**EXERCISES TO COMPLETE**
1. Translate this sentence from the Nuplex takeover article into Spanish: "Managing director Emery Severin abstained from making a recommendation because of his executive role."
2. Pick up the article on the Allnex bid for Nuplex after its final sentence and keep writing it.

**PROVIDED PASSAGE**

══════════

Sharechat Logo

Nuplex directors unanimously back $1.05 billion Allnex bid

Monday 11th April 2016

Text too small?

Nuplex Industries' independent directors are unanimously backing Allnex Belguim SA's $1.05 billion bid for the resins maker after the US-based firm completed its due diligence. 

The companies have signed a scheme implementation agreement, which values Nuplex at $5.55 a share, including the 12 cents per share dividend payment in February. That's a 44 percent premium to where the shares were trading before the Feb. 15 announcement and higher than the current price of $5.26, which gained 3.5 percent at today's open. Nuplex's directors all support the bid, which requires 75 percent approval in a special meeting likely to be held in August. 

The recommendation is contingent on the $5.43 offer price, which excludes the dividend, falling within or above the independent adviser's valuation range, and that a better offer doesn't emerge. Managing director Emery Severin abstained from making a recommendation because of his executive role.

══════════

**INFORMATION SHOWN**
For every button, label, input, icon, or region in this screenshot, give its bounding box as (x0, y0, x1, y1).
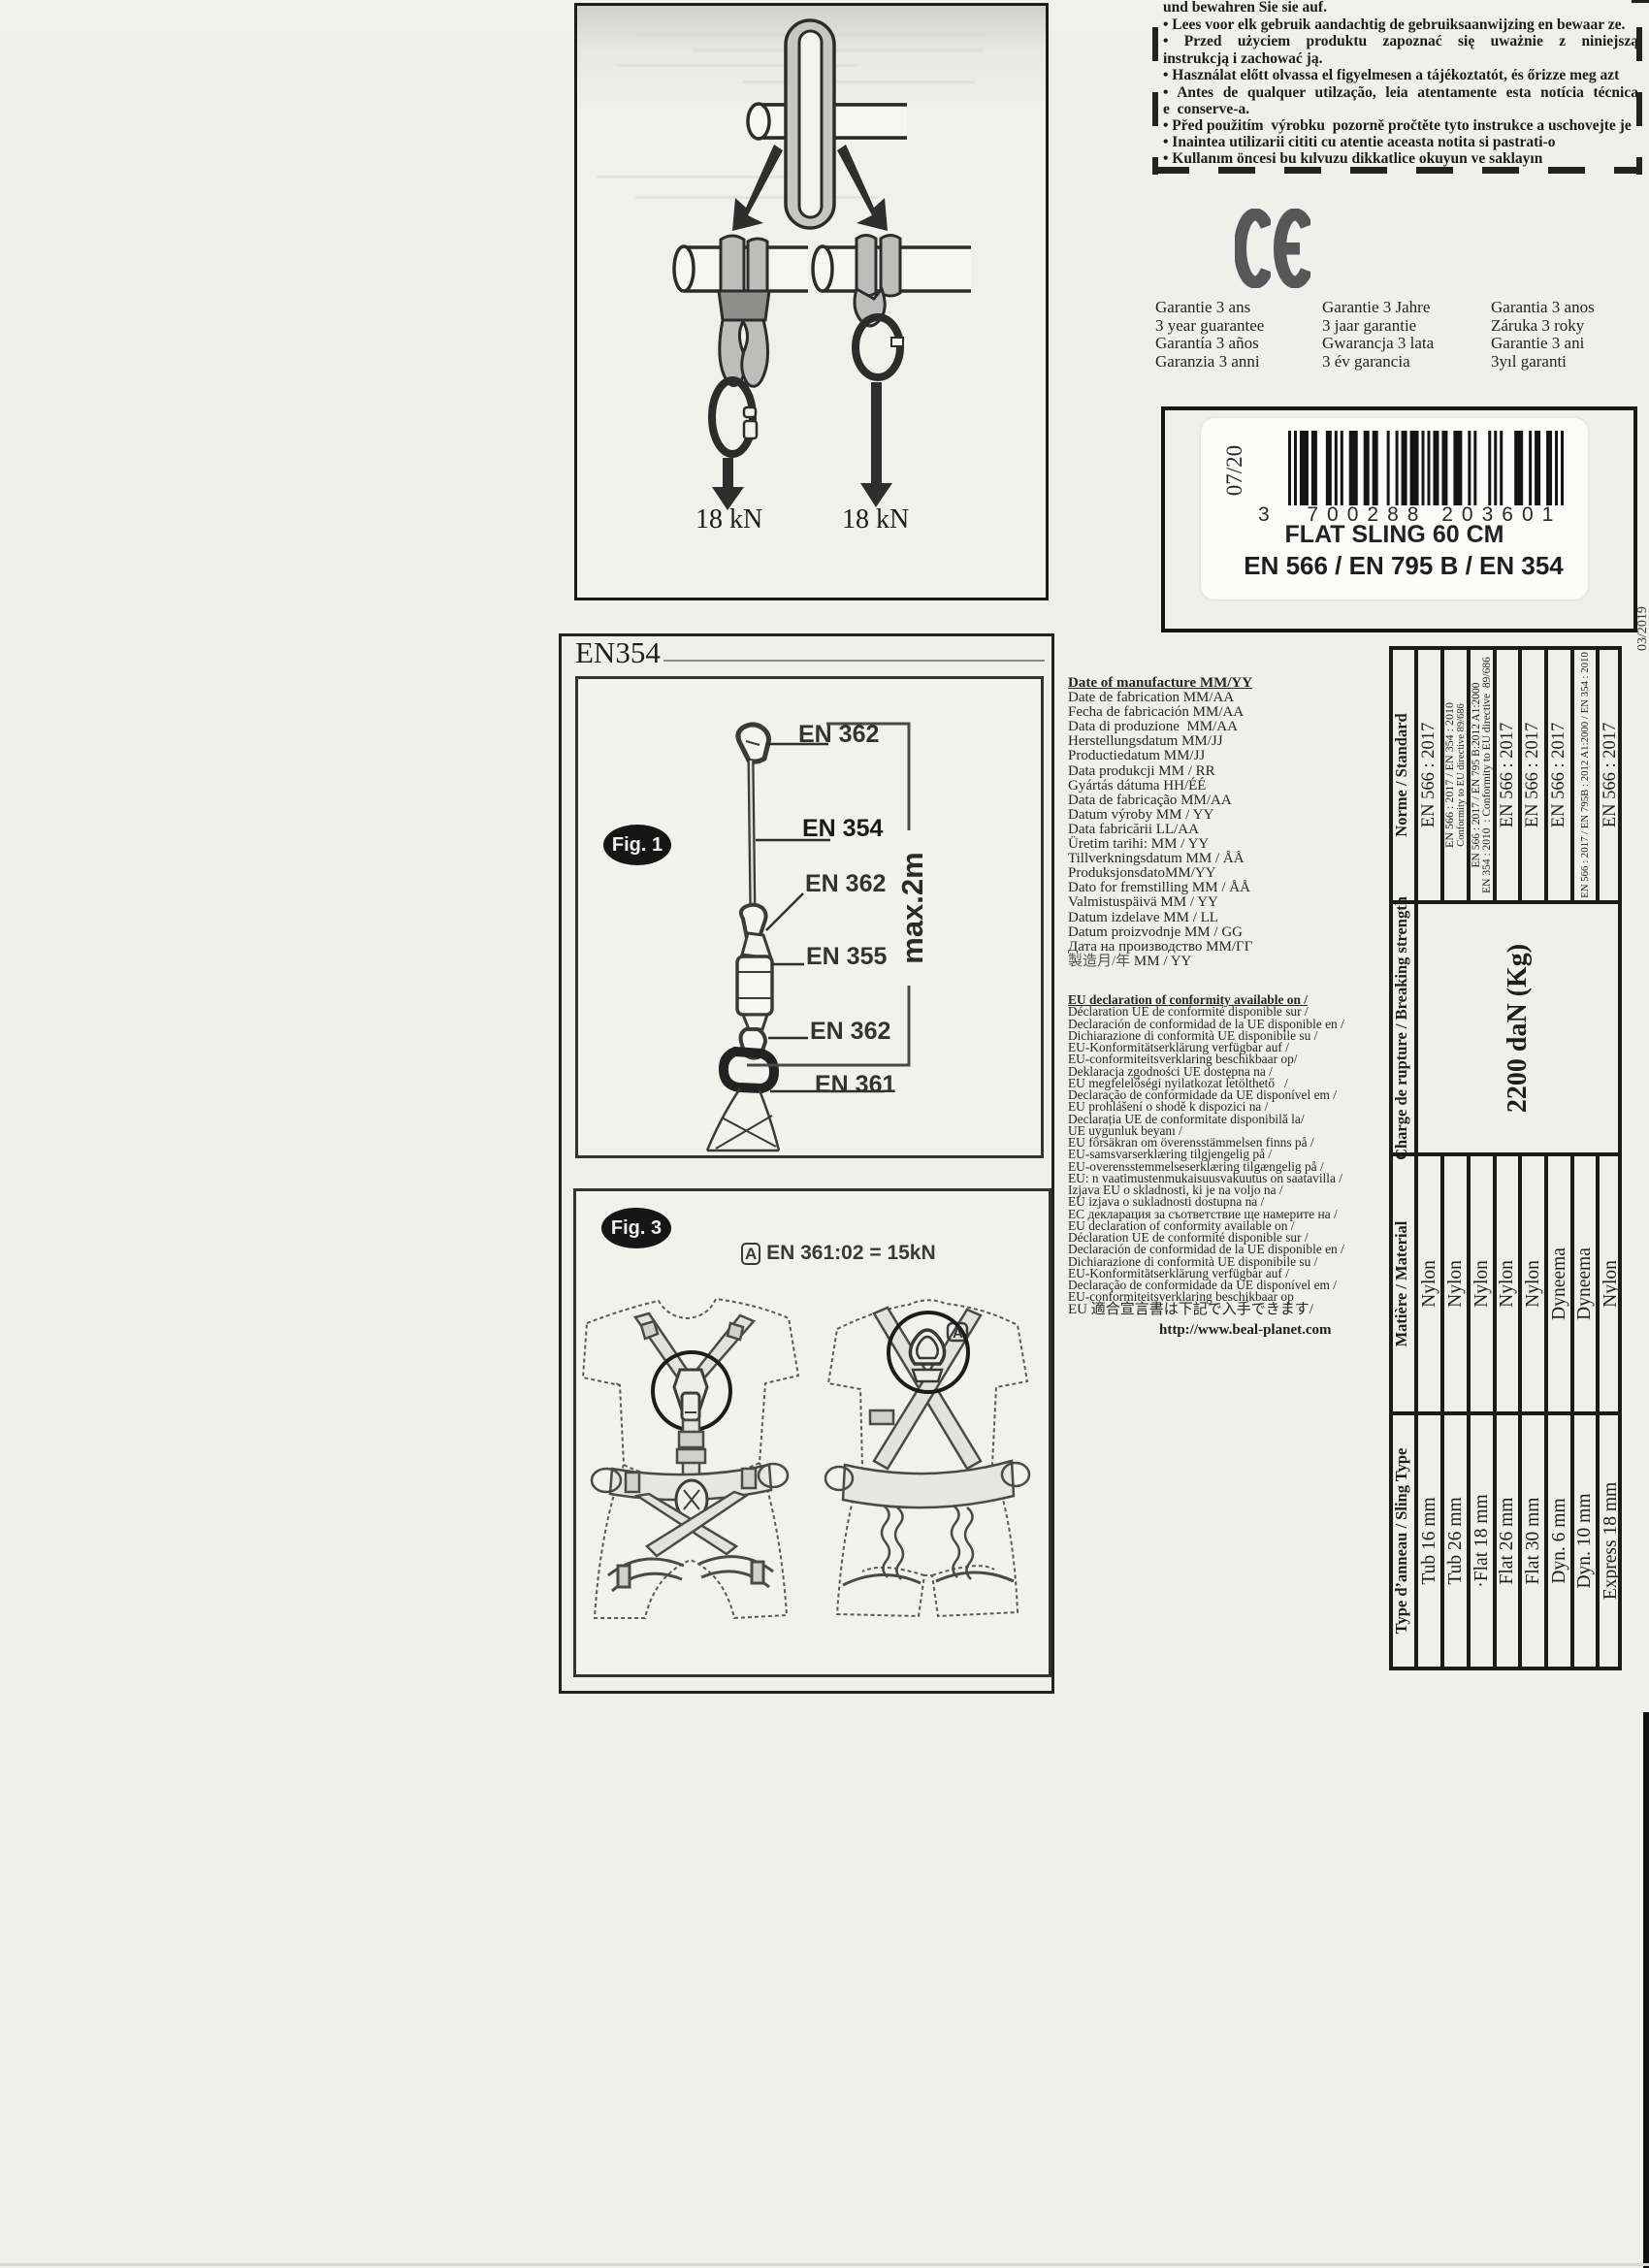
svg-text:18 kN: 18 kN (842, 504, 909, 535)
svg-text:18 kN: 18 kN (695, 504, 762, 535)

══════════

**TASK ANSWERS**
1. El director general Emery Severin se abstuvo de hacer una recomendación debido a su cargo ejecutivo.

2.
"The board believes Nuplex is well positioned to deliver growth in earnings, particularly from the platform now established in Asia and our new breakthrough technology, Acure," chairman Peter Springford said in a statement. "However, delivering this growth will take some time and therefore shareholders may find attractive the opportunity to realise some of the future value of their Nuplex shares in cash now." 

Allnex is controlled by Boston private equity firm Advent International, whose early advances to buy Nuplex were rejected. Those talks continued and Nuplex relented when the price became attractive, agreeing to a merger which will create one of the world’s largest makers of coating resins. 

Nuplex started in Auckland in 1952 as a flooring distributor before branching out into resins and polymers over the next 20 years. As the firm's focus became increasingly international, it shifted its headquarters to Sydney, while maintaining its New Zealand domicile and main listing on the NZX, which it joined in 1967. 

The deal, which will remove the high-tech manufacturing firm from the NZX's list of top 50 stocks, has to be completed by Nov. 9 and requires regulatory approvals in New Zealand, Australia and China. Those are expected by the end of July. Once that's completed, the transaction will need High Court sign-off. 

Both parties face a break fee of $10.47 million if the deal is terminated outside agreed terms.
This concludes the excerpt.